▶ **Recorded information**:
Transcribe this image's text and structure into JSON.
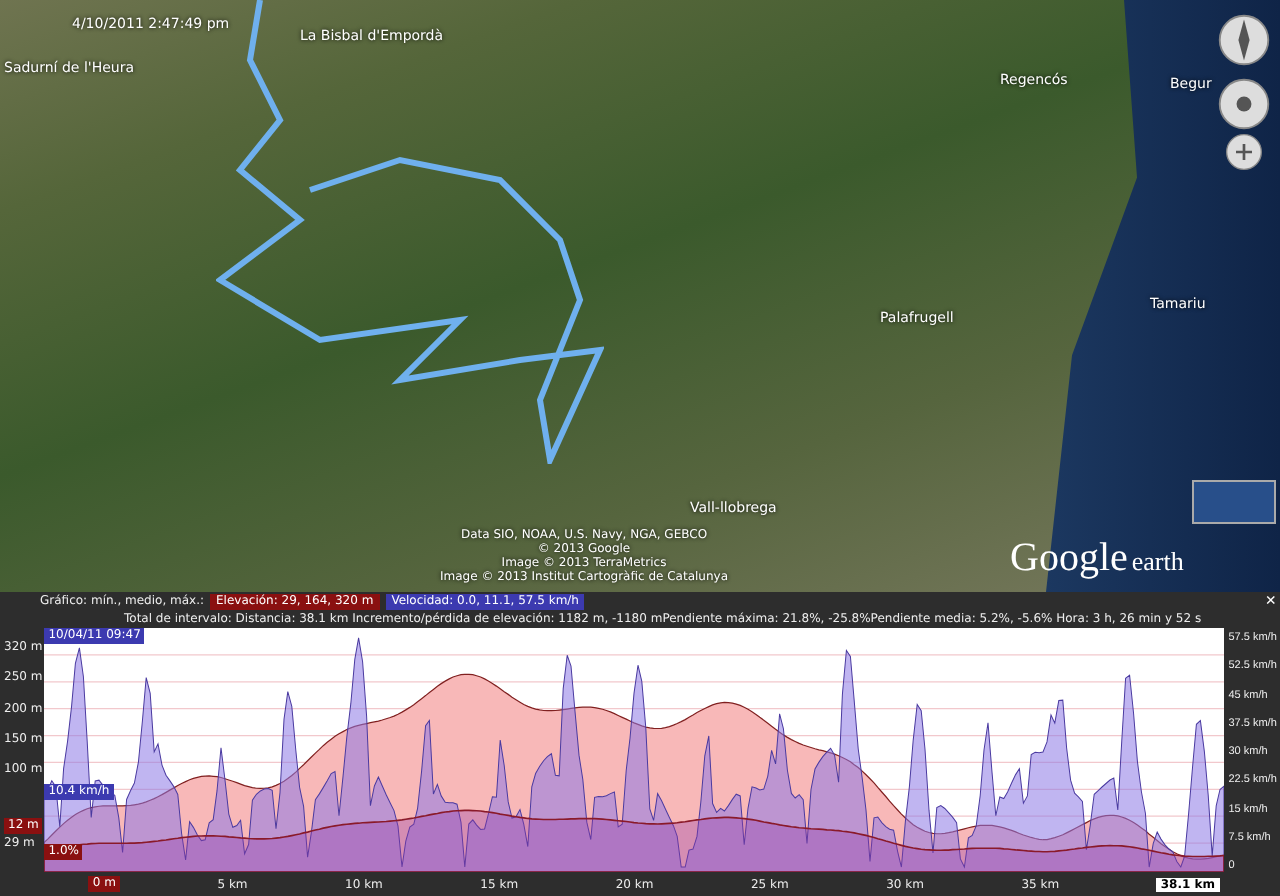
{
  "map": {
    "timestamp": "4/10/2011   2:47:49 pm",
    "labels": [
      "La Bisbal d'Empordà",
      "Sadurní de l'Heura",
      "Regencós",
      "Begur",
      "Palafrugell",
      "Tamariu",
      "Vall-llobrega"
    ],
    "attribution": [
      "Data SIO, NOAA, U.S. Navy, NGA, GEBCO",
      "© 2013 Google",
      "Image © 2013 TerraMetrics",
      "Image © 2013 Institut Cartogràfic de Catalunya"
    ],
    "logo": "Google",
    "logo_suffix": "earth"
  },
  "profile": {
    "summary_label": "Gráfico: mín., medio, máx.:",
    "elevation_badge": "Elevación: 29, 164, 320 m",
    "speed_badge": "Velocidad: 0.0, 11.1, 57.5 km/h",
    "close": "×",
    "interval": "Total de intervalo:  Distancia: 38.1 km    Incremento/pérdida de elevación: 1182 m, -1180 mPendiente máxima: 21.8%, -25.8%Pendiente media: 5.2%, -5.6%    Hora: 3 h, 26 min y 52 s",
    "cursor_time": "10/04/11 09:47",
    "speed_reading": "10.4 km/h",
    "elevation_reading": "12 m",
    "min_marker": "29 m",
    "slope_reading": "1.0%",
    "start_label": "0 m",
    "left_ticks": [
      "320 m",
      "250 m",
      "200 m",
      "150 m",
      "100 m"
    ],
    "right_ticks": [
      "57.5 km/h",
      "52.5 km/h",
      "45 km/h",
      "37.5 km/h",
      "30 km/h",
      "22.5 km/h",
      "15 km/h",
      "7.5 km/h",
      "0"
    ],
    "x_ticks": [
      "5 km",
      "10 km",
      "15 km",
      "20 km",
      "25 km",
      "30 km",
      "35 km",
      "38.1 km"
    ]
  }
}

▶ **Task brief**:
Restate the data above exactly, stripping out each image.

▶ **The answer**:
Transcribe this image's text and structure into JSON.
{
  "map": {
    "timestamp": "4/10/2011   2:47:49 pm",
    "labels": [
      "La Bisbal d'Empordà",
      "Sadurní de l'Heura",
      "Regencós",
      "Begur",
      "Palafrugell",
      "Tamariu",
      "Vall-llobrega"
    ],
    "attribution": [
      "Data SIO, NOAA, U.S. Navy, NGA, GEBCO",
      "© 2013 Google",
      "Image © 2013 TerraMetrics",
      "Image © 2013 Institut Cartogràfic de Catalunya"
    ],
    "logo": "Google",
    "logo_suffix": "earth"
  },
  "profile": {
    "summary_label": "Gráfico: mín., medio, máx.:",
    "elevation_badge": "Elevación: 29, 164, 320 m",
    "speed_badge": "Velocidad: 0.0, 11.1, 57.5 km/h",
    "close": "×",
    "interval": "Total de intervalo:  Distancia: 38.1 km    Incremento/pérdida de elevación: 1182 m, -1180 mPendiente máxima: 21.8%, -25.8%Pendiente media: 5.2%, -5.6%    Hora: 3 h, 26 min y 52 s",
    "cursor_time": "10/04/11 09:47",
    "speed_reading": "10.4 km/h",
    "elevation_reading": "12 m",
    "min_marker": "29 m",
    "slope_reading": "1.0%",
    "start_label": "0 m",
    "left_ticks": [
      "320 m",
      "250 m",
      "200 m",
      "150 m",
      "100 m"
    ],
    "right_ticks": [
      "57.5 km/h",
      "52.5 km/h",
      "45 km/h",
      "37.5 km/h",
      "30 km/h",
      "22.5 km/h",
      "15 km/h",
      "7.5 km/h",
      "0"
    ],
    "x_ticks": [
      "5 km",
      "10 km",
      "15 km",
      "20 km",
      "25 km",
      "30 km",
      "35 km",
      "38.1 km"
    ]
  }
}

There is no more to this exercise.